The answer should be a single number: how many lines of the entries below hold the word "device".

————

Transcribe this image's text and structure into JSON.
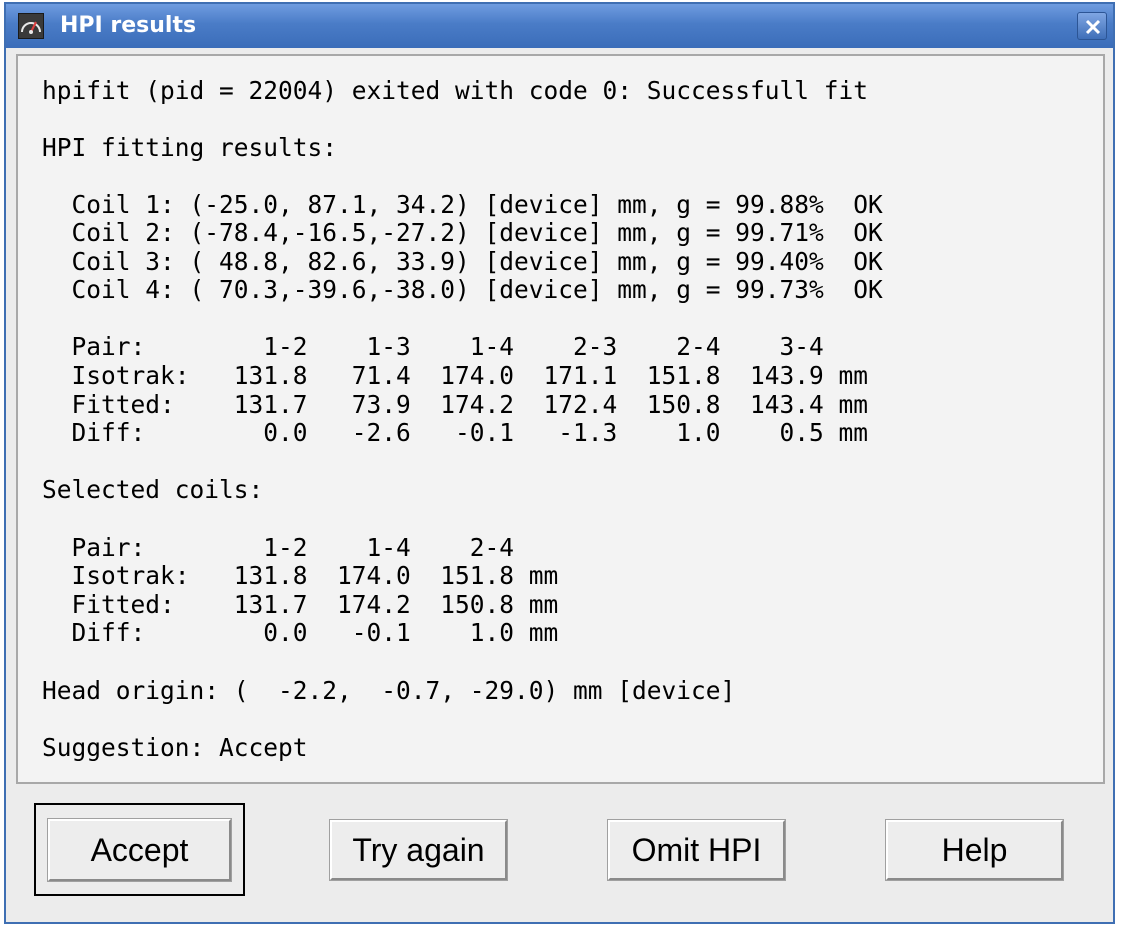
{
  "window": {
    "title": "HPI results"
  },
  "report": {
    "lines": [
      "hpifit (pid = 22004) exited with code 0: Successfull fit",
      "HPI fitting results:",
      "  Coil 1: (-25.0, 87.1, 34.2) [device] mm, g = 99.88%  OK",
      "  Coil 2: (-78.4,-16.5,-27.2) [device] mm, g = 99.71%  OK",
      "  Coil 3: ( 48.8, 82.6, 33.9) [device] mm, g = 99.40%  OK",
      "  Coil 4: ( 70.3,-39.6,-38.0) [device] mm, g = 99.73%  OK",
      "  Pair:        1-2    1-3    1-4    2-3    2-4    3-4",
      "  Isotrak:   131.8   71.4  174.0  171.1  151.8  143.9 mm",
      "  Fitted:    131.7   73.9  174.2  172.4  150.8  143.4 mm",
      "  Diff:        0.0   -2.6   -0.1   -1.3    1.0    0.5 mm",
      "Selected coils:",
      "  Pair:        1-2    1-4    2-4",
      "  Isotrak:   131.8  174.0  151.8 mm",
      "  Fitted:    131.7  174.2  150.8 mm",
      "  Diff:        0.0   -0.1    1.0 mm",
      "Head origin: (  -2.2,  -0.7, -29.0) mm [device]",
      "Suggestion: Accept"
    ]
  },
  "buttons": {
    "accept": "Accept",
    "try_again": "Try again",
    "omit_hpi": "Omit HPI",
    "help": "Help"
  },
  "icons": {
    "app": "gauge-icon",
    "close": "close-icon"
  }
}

————

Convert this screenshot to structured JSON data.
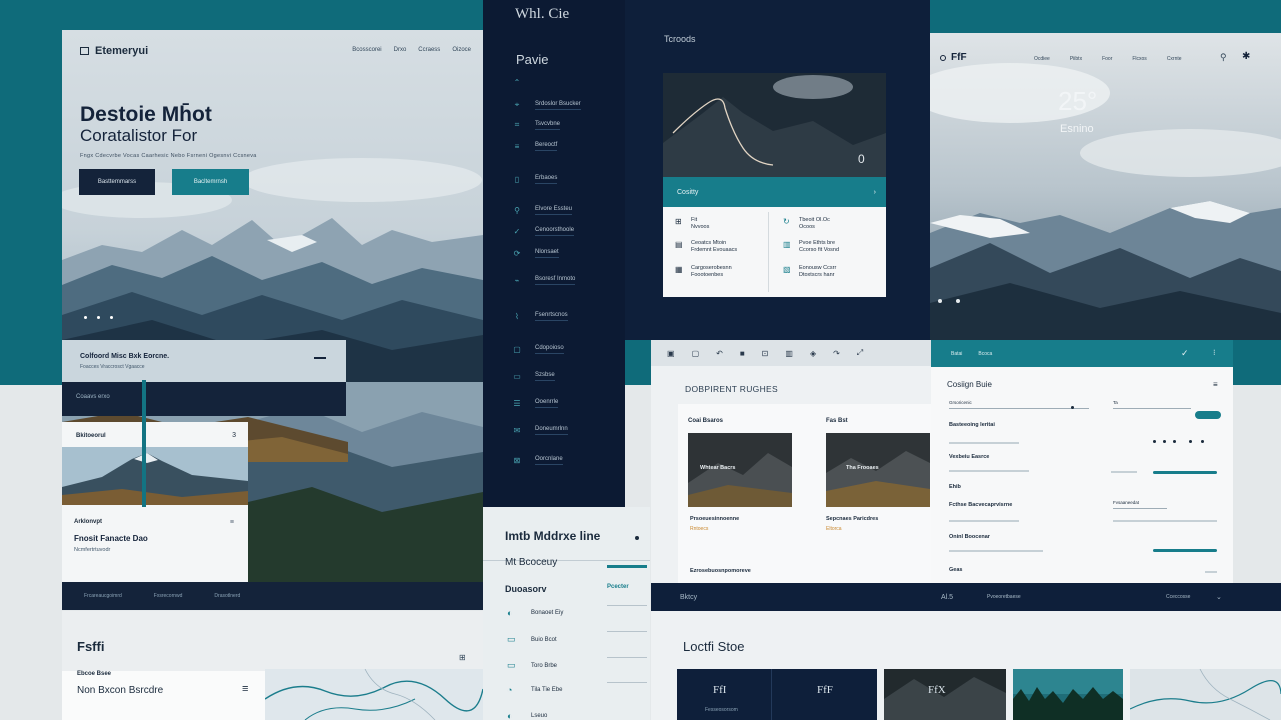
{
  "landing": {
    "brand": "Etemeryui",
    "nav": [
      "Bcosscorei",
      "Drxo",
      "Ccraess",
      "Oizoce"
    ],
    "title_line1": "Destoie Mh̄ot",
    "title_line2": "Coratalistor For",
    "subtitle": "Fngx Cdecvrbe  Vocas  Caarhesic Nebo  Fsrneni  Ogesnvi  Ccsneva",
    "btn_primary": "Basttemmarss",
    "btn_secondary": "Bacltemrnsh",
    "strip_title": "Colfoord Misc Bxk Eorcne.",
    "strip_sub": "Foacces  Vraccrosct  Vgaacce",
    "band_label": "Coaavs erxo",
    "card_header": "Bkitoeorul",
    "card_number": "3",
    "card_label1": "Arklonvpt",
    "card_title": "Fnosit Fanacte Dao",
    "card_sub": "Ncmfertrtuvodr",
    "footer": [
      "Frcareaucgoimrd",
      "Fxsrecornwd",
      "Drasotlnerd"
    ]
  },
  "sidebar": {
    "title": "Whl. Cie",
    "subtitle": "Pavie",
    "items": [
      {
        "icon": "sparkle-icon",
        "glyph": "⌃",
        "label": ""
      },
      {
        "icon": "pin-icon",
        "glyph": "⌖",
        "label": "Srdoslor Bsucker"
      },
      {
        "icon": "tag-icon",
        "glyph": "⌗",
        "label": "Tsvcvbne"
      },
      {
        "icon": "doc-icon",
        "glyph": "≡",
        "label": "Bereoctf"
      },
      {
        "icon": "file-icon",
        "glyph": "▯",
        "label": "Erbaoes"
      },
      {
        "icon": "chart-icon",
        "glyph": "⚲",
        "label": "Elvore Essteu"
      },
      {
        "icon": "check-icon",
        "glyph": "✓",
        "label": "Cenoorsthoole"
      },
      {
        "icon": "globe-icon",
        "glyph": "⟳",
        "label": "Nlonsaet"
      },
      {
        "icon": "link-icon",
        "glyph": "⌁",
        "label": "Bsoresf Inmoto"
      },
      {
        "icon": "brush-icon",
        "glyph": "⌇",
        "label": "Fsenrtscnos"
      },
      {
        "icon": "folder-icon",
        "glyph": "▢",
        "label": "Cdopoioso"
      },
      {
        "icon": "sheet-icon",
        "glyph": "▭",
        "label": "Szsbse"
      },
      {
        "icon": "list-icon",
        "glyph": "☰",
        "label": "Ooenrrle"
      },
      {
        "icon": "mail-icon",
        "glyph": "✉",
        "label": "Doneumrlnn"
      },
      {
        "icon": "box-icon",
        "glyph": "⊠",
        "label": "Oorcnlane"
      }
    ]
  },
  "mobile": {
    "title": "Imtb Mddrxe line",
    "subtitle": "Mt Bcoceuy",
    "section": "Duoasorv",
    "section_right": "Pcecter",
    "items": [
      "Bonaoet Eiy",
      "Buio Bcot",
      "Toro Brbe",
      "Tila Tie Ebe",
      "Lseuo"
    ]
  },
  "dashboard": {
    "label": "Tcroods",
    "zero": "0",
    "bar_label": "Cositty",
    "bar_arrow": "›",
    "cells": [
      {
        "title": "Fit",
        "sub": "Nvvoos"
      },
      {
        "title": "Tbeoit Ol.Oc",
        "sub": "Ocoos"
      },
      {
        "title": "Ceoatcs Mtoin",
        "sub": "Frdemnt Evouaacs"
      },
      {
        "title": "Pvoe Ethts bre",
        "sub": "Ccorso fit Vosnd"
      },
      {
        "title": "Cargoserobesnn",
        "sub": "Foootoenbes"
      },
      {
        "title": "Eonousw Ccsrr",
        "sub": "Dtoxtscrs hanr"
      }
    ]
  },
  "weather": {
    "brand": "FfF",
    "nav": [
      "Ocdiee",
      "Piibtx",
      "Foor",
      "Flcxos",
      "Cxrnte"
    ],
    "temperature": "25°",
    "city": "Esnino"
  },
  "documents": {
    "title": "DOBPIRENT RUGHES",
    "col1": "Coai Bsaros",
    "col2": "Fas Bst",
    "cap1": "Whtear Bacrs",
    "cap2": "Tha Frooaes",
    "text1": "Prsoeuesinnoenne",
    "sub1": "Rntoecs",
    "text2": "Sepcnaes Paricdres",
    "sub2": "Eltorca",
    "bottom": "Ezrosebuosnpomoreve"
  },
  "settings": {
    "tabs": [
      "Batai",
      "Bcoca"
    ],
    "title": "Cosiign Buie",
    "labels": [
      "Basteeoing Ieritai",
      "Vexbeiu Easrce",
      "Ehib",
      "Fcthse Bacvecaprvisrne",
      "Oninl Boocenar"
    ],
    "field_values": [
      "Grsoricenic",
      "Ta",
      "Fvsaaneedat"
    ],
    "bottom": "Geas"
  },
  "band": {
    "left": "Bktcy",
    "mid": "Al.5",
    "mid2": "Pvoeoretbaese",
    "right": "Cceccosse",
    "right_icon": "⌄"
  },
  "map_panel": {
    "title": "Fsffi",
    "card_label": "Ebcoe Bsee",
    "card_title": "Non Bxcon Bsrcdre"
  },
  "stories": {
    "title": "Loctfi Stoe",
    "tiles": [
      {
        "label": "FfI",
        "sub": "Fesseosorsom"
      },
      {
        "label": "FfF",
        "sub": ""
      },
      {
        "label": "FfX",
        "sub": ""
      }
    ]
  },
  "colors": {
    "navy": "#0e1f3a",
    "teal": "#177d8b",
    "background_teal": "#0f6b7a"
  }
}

————

THE OUTPUT> 5